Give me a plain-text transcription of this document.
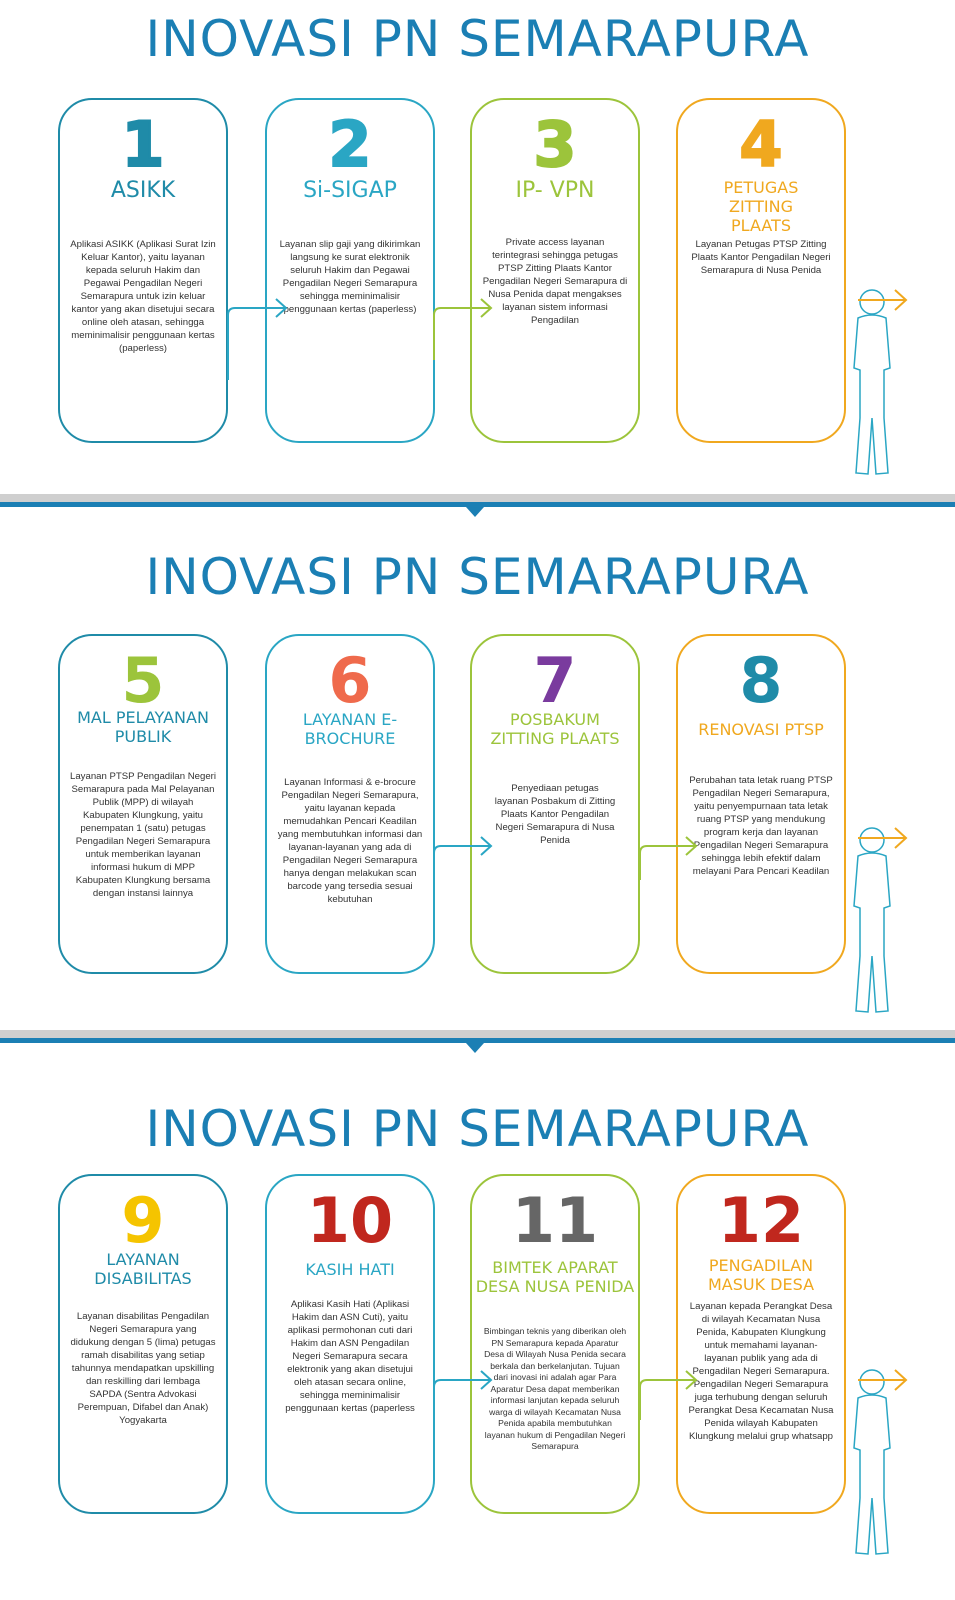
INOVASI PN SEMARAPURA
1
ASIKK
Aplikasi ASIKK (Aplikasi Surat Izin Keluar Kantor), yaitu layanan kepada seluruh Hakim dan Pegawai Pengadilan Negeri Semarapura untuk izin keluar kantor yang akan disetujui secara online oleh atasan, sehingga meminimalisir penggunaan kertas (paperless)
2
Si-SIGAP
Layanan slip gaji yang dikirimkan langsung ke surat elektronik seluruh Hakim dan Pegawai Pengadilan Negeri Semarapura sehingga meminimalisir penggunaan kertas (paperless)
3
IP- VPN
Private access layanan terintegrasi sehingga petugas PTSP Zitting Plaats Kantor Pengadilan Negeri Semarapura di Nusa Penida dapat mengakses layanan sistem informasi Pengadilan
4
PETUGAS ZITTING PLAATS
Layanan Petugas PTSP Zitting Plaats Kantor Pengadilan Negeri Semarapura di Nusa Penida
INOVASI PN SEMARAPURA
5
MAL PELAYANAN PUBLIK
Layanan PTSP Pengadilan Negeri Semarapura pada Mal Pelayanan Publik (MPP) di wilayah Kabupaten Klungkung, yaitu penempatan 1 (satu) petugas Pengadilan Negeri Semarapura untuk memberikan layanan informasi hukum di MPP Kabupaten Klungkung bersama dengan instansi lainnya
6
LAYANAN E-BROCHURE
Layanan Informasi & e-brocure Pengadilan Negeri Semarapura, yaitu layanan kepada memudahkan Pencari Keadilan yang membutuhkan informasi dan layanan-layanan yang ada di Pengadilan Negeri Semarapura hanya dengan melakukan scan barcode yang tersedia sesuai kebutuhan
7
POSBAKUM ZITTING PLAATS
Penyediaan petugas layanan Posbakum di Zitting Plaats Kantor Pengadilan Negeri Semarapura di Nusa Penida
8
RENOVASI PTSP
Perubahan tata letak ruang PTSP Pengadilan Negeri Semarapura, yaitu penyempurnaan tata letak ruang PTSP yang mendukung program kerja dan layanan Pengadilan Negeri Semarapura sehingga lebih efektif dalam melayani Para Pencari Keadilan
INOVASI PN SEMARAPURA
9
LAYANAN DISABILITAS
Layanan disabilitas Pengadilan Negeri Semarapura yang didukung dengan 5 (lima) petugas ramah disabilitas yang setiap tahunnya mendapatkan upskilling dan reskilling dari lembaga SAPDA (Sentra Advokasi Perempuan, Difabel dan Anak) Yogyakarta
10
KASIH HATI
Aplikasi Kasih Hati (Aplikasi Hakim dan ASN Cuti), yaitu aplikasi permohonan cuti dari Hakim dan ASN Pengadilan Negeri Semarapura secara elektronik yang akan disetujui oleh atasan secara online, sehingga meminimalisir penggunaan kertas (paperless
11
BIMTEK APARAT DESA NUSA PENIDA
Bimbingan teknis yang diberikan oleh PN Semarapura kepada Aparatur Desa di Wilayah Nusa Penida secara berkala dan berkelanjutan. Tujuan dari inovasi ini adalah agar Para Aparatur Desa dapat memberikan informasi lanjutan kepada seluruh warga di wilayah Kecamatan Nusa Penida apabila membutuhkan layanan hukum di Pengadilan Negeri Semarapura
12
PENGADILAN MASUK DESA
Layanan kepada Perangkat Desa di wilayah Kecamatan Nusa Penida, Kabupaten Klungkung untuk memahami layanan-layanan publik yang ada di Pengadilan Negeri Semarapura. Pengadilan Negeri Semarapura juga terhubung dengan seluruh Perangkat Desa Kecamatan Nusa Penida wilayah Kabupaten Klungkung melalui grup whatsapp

---

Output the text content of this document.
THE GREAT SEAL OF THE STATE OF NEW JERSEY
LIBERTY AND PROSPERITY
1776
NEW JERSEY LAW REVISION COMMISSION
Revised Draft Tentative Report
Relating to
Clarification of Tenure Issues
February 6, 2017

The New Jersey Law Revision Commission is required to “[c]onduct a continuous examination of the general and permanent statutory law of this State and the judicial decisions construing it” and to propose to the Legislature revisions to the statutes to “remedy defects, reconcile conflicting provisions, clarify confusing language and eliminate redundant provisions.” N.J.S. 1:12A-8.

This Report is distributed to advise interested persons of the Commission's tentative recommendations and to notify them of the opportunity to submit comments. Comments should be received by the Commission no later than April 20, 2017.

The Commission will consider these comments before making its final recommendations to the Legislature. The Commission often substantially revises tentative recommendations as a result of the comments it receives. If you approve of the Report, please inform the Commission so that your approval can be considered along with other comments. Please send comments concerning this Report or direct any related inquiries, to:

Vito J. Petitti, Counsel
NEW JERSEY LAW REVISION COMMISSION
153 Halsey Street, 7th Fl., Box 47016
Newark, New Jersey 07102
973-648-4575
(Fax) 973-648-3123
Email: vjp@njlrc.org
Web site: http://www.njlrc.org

■ What you are asked to do:
Copy all lines from the material that contain "Pegawai".

■ Worked solution:
Aplikasi ASIKK (Aplikasi Surat Izin Keluar Kantor), yaitu layanan kepada seluruh Hakim dan Pegawai Pengadilan Negeri Semarapura untuk izin keluar kantor yang akan disetujui secara online oleh atasan, sehingga meminimalisir penggunaan kertas (paperless)
Layanan slip gaji yang dikirimkan langsung ke surat elektronik seluruh Hakim dan Pegawai Pengadilan Negeri Semarapura sehingga meminimalisir penggunaan kertas (paperless)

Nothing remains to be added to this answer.